(Source data)

▶

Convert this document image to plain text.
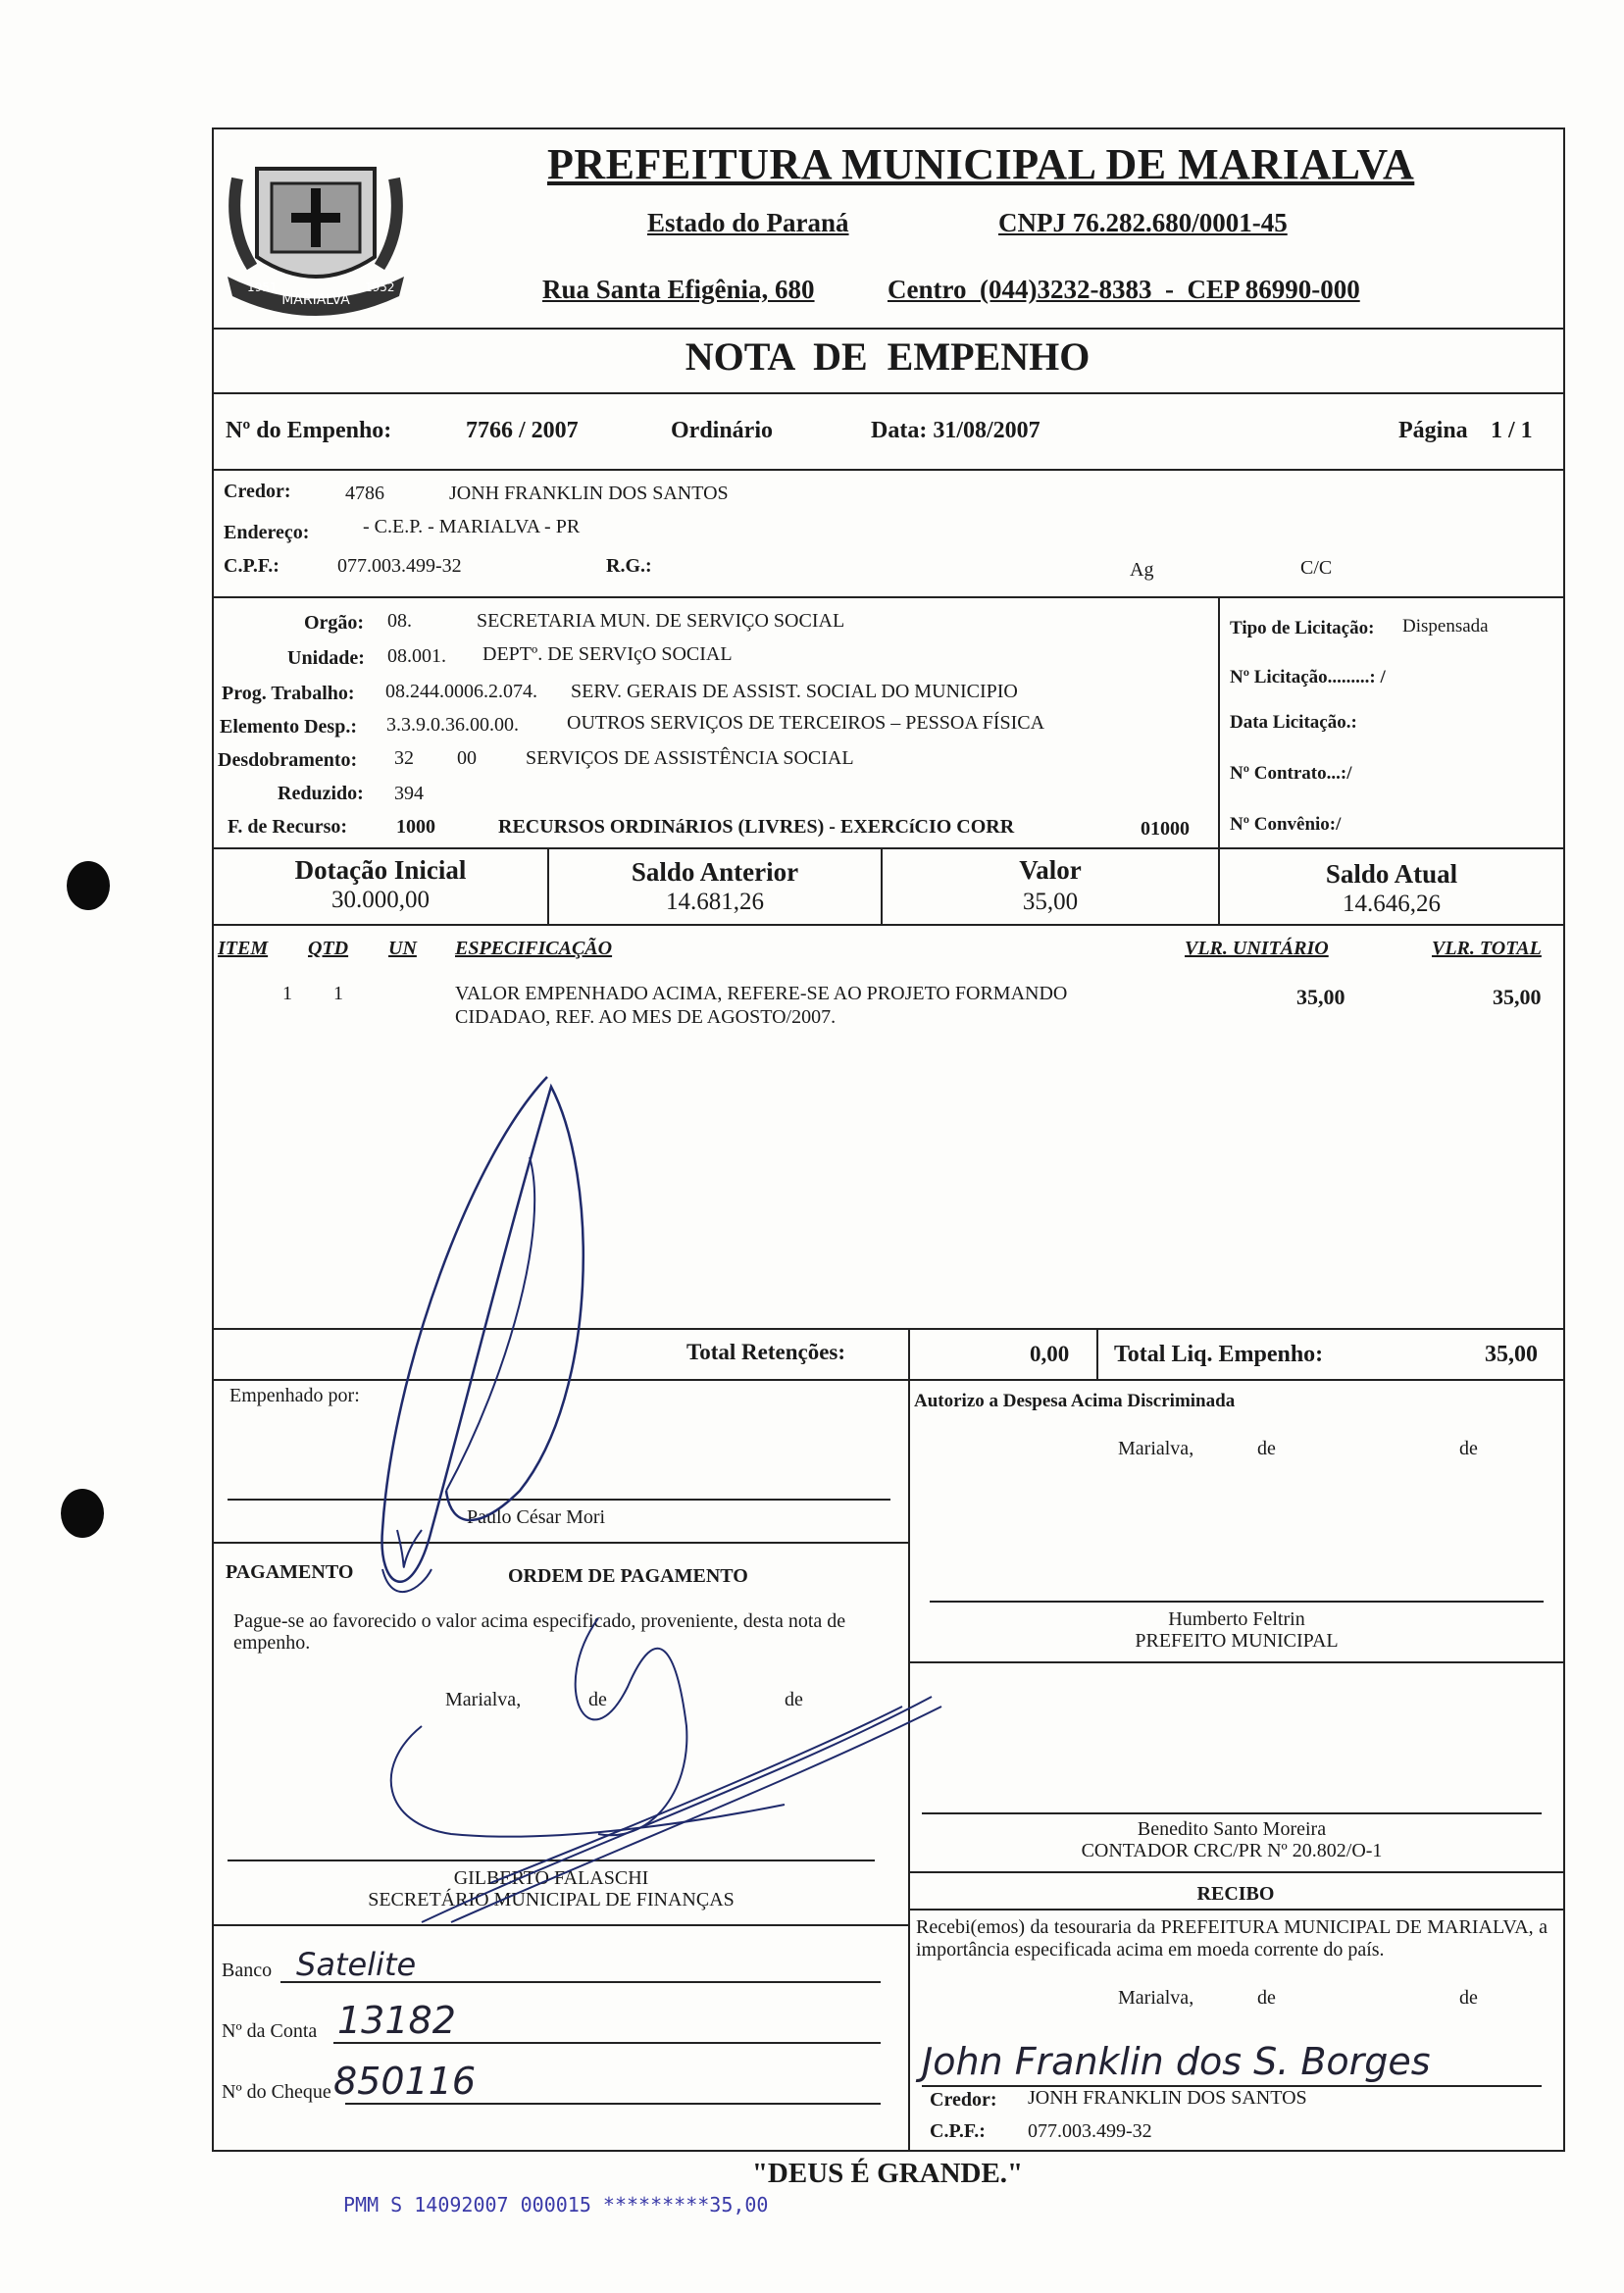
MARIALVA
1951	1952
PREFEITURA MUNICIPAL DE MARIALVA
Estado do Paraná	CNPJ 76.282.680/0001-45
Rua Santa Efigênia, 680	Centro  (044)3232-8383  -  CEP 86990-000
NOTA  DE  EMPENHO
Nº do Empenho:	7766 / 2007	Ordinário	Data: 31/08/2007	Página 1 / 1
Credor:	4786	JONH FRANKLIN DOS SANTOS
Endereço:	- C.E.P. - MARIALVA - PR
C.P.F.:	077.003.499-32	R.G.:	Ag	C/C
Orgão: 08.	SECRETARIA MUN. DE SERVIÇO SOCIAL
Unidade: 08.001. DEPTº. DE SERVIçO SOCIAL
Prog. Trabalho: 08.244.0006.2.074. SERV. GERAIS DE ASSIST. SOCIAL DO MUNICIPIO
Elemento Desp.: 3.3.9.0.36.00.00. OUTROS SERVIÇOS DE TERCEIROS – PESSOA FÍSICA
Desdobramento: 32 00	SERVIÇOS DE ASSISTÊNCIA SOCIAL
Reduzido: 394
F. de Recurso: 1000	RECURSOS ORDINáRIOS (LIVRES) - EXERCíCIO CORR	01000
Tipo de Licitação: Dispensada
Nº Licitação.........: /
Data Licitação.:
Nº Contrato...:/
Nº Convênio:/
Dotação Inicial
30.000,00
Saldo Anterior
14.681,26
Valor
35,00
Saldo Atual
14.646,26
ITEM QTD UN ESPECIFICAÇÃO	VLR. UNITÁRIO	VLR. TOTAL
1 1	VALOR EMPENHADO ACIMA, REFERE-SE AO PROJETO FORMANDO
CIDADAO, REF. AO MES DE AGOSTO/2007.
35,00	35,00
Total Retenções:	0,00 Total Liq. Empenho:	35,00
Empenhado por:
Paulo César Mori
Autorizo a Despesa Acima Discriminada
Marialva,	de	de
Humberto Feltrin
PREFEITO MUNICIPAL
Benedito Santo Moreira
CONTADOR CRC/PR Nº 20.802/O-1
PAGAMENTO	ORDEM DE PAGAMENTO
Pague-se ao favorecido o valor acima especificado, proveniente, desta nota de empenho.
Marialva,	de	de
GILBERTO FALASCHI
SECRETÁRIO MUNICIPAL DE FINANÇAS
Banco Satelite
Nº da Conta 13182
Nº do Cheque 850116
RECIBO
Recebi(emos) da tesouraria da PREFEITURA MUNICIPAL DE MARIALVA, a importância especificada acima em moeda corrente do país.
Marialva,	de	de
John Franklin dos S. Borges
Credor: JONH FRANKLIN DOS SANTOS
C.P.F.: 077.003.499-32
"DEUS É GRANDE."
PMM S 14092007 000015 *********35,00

◀
▶

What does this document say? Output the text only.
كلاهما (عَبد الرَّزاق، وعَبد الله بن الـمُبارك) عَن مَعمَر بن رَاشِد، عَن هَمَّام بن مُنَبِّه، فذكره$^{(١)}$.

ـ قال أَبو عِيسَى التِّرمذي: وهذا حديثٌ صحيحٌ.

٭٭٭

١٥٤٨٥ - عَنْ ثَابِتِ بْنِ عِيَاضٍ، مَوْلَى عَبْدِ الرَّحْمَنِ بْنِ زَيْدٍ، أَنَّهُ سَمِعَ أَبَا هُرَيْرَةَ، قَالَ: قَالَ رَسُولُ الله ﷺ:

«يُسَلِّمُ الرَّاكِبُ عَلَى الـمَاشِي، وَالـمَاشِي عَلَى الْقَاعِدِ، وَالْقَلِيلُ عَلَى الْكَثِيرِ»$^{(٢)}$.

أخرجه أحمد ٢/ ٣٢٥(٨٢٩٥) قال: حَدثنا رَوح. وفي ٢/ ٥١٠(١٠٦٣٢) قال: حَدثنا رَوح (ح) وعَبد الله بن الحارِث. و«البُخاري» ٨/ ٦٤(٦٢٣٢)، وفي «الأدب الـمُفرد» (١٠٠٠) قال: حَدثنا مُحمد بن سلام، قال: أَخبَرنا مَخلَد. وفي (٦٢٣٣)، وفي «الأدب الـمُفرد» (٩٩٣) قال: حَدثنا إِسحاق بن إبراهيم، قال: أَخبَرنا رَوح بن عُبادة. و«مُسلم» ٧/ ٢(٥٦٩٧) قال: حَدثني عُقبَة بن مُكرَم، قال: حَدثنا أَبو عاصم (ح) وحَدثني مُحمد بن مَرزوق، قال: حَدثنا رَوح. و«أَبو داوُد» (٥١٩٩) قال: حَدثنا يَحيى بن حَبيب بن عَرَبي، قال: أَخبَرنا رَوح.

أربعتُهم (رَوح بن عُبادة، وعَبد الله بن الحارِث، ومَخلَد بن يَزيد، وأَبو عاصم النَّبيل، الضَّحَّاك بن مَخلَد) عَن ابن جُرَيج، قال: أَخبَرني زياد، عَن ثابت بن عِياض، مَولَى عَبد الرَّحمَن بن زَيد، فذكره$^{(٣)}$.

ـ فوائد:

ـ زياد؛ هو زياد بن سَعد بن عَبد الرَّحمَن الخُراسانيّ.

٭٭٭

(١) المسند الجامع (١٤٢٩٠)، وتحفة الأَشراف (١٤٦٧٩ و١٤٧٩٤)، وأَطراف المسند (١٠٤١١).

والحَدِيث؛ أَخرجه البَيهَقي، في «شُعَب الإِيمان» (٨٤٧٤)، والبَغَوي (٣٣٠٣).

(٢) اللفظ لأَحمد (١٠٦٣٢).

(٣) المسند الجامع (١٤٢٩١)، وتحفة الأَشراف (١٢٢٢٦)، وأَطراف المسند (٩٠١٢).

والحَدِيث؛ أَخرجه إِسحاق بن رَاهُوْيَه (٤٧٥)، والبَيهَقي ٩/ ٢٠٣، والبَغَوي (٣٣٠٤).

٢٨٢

◀
▶

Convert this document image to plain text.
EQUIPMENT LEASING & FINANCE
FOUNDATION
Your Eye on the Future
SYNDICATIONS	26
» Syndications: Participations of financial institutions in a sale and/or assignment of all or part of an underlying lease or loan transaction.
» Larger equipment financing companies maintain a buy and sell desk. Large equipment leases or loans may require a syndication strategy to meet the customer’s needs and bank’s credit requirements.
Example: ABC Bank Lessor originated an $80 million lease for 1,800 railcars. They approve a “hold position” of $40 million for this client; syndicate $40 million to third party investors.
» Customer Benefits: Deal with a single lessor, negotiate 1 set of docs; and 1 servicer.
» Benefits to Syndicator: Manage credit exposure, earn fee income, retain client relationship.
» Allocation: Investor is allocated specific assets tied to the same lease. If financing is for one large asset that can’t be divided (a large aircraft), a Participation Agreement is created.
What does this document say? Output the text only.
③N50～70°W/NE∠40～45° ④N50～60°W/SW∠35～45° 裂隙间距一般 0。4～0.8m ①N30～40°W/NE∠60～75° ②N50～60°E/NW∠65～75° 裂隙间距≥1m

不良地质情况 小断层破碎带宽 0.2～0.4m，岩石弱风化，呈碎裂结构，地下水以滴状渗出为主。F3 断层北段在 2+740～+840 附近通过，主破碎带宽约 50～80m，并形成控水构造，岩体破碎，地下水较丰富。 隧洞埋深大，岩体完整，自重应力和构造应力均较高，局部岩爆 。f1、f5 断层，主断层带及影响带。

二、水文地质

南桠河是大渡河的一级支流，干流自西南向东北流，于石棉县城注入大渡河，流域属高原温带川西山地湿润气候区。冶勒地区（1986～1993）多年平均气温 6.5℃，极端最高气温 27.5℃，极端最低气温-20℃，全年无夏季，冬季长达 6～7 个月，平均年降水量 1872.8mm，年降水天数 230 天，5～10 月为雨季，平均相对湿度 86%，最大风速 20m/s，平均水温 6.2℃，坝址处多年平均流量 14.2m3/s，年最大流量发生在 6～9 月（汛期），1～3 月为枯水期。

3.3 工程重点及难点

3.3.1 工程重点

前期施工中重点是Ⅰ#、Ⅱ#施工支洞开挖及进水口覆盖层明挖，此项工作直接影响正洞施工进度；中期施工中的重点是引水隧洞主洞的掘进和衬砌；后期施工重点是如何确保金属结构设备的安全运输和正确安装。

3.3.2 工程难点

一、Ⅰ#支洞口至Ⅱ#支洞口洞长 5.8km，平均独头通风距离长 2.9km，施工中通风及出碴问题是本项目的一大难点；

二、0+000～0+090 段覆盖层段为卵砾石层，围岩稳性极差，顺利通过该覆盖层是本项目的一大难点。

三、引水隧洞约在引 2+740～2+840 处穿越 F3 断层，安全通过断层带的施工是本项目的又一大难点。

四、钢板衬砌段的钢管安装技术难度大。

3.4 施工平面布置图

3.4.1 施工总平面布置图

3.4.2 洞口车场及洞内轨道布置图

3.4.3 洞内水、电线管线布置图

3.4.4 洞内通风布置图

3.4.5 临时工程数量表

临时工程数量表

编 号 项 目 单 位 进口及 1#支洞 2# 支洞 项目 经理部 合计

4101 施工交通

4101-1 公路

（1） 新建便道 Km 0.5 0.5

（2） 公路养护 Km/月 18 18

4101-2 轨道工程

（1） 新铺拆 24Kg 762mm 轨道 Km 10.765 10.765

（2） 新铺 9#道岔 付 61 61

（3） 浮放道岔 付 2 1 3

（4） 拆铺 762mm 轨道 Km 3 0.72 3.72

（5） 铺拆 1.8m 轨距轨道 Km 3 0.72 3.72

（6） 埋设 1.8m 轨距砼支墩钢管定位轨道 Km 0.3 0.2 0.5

◀

* JOB
Identify all lines in the records above with the word "وتحفة".

* EXERCISE ANSWER
(١) المسند الجامع (١٤٢٩٠)، وتحفة الأَشراف (١٤٦٧٩ و١٤٧٩٤)، وأَطراف المسند (١٠٤١١).
(٣) المسند الجامع (١٤٢٩١)، وتحفة الأَشراف (١٢٢٢٦)، وأَطراف المسند (٩٠١٢).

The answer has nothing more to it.